▶
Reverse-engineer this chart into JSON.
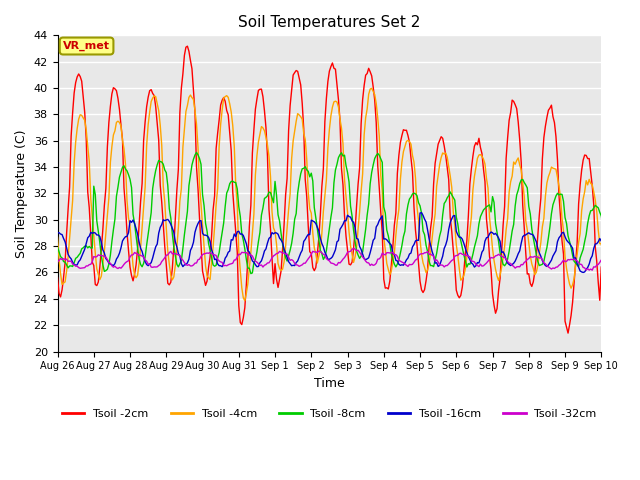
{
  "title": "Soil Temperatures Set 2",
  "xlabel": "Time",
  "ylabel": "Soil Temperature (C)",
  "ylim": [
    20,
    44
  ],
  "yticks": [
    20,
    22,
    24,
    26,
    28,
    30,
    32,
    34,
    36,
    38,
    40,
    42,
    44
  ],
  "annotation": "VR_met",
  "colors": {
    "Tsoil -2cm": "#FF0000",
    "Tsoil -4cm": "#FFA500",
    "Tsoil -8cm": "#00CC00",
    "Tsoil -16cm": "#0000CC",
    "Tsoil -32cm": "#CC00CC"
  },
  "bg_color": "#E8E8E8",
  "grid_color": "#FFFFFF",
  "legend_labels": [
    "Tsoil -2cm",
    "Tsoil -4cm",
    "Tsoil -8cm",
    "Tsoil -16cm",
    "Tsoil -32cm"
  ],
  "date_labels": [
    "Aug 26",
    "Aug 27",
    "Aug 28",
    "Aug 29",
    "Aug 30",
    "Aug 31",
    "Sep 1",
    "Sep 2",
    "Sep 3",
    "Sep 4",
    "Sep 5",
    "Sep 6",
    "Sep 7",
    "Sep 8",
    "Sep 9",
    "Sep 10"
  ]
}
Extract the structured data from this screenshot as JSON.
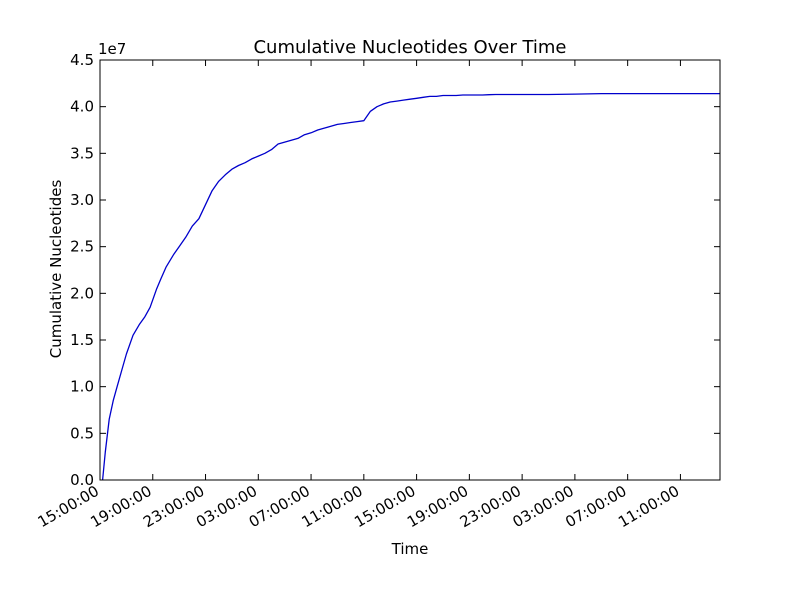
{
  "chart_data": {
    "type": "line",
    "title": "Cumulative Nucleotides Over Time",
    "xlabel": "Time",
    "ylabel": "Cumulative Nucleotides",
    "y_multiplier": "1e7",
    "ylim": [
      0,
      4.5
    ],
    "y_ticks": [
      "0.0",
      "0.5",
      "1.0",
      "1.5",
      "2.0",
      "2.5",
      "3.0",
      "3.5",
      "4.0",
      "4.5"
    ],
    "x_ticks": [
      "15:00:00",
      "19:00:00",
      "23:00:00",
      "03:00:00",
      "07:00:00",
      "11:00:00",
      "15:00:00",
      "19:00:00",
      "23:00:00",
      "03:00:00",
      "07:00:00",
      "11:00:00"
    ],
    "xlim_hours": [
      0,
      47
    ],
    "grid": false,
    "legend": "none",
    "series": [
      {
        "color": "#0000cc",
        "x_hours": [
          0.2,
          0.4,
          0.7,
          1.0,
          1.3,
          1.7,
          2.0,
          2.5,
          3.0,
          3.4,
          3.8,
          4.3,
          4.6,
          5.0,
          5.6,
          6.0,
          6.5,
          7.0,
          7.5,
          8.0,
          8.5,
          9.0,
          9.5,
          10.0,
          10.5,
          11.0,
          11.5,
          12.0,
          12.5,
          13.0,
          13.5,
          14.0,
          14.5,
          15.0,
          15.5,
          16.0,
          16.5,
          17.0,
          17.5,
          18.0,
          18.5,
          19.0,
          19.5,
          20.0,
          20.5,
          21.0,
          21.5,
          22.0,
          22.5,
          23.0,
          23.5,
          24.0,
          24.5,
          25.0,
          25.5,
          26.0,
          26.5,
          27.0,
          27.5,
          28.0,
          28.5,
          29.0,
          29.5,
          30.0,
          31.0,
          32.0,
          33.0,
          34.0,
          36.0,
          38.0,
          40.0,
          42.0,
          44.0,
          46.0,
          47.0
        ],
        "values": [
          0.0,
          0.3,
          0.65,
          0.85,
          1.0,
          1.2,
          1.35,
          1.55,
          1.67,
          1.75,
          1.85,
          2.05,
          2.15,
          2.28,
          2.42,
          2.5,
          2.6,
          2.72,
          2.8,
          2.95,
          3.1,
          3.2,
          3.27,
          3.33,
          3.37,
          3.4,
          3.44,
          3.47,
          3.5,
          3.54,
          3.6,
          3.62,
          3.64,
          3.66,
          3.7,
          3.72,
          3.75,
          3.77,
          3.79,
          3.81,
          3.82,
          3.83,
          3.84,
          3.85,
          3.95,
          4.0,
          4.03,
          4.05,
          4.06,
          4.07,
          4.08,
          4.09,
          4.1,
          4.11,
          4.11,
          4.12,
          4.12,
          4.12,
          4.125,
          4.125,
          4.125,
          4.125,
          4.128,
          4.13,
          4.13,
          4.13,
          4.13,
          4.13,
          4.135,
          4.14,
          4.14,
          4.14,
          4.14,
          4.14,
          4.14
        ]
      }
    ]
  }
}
◀
▶
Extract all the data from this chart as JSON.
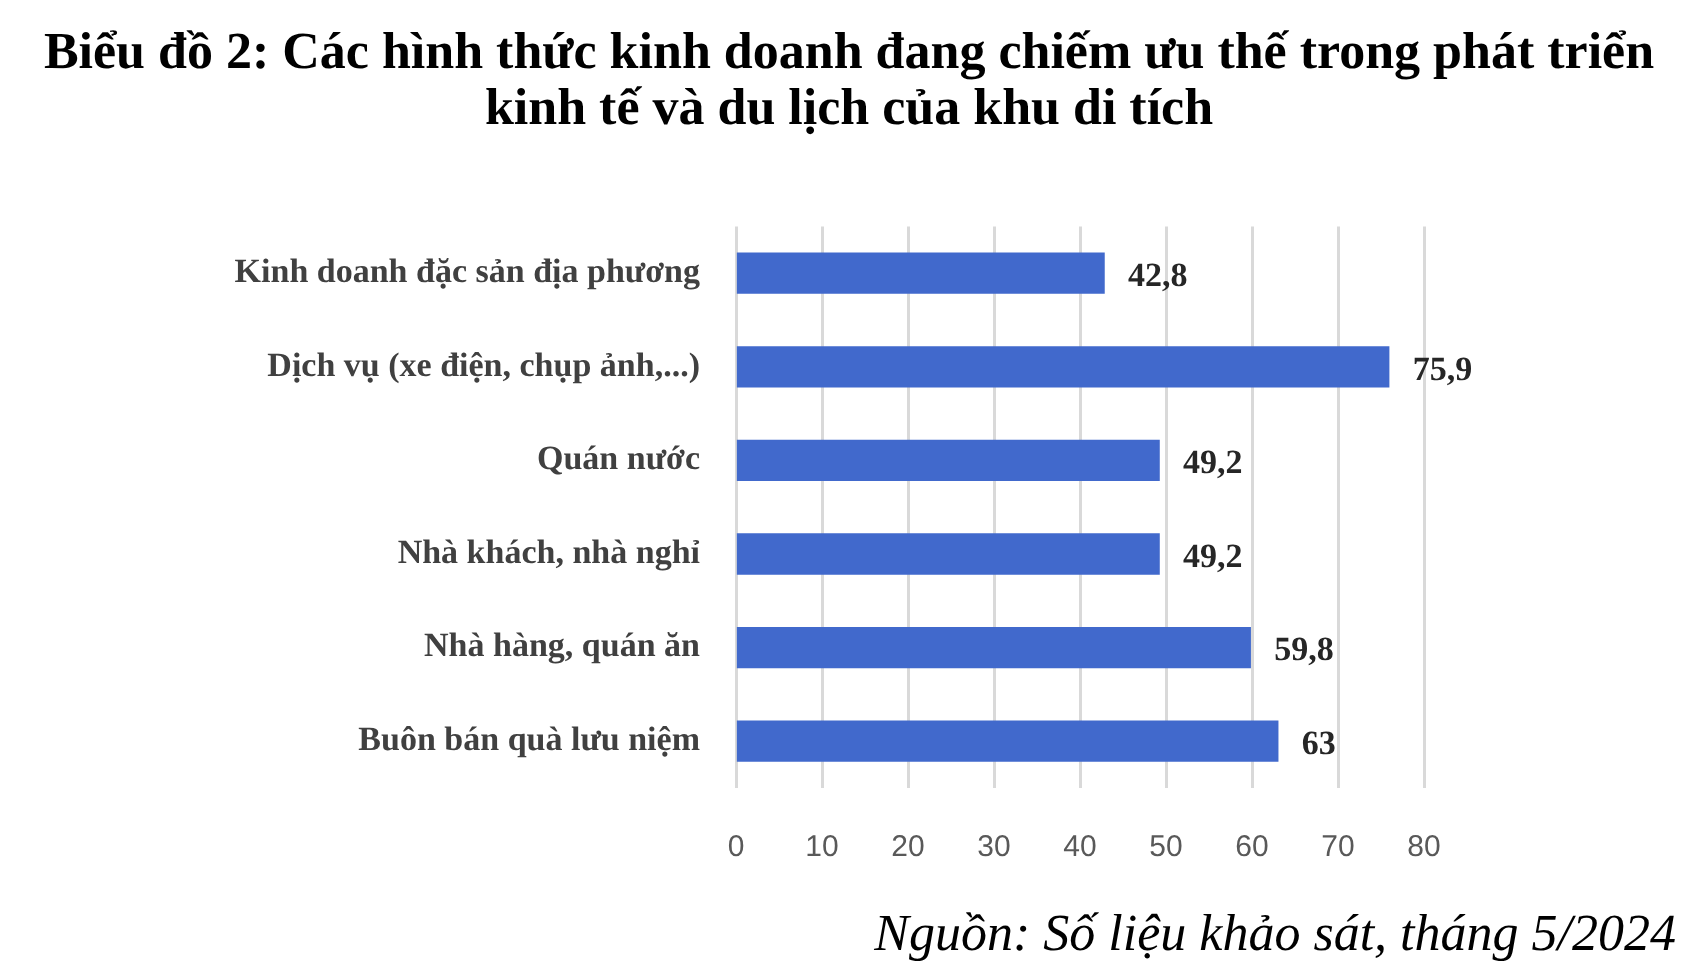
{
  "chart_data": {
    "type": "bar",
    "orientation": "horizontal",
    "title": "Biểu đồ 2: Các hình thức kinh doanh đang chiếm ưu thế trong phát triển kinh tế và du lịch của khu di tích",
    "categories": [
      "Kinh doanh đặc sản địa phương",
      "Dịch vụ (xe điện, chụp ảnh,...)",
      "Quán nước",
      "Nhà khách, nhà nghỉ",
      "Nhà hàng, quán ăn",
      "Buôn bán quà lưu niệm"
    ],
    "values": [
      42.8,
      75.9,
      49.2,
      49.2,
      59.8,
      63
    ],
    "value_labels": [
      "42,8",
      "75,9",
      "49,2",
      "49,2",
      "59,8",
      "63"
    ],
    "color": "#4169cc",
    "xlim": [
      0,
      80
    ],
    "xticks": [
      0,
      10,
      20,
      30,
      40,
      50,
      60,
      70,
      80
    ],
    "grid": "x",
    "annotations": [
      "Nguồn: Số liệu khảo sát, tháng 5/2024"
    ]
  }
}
◀
▶
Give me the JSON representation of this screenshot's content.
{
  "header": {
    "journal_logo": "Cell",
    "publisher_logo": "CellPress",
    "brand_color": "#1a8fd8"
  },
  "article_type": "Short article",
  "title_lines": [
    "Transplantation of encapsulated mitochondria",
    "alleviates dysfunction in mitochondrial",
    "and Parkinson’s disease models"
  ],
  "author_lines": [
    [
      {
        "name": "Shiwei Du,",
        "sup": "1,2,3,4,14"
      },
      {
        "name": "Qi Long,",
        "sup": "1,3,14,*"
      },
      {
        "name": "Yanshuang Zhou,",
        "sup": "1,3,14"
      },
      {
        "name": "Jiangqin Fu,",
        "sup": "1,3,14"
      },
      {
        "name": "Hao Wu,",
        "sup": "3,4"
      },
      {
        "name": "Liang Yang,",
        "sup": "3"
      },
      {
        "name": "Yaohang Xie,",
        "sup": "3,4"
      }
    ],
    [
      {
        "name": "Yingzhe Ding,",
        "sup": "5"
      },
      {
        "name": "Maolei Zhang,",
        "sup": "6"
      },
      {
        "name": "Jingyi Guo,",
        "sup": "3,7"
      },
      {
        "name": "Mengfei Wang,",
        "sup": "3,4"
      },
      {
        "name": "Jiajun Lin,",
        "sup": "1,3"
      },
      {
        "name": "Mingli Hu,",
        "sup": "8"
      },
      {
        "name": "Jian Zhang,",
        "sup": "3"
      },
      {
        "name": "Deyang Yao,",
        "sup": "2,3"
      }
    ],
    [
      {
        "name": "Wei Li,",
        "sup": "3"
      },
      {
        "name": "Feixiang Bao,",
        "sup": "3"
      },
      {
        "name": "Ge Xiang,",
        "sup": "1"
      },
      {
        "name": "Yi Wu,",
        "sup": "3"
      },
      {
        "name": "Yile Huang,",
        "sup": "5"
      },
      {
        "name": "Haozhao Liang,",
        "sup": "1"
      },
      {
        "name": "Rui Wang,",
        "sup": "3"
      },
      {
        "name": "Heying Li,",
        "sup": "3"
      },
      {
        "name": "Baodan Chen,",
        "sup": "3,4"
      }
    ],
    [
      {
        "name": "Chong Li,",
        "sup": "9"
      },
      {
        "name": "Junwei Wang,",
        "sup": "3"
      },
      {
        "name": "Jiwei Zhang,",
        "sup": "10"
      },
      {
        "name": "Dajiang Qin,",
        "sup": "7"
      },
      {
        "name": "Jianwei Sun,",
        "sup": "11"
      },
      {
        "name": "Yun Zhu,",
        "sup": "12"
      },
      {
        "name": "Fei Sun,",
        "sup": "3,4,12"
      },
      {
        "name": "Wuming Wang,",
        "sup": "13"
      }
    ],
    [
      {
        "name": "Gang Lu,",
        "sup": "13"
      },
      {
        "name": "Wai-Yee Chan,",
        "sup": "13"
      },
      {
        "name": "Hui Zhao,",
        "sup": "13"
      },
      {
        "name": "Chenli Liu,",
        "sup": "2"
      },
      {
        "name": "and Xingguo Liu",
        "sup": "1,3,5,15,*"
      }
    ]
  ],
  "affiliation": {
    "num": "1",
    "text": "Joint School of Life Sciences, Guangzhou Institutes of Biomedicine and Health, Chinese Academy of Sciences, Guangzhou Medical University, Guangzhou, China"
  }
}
◀
## [YOUR GOAL]
Go over the records above and tally the lines with the word "doanh" in them. Give the number alone.

## [ANSWER FOR THE TASK]
2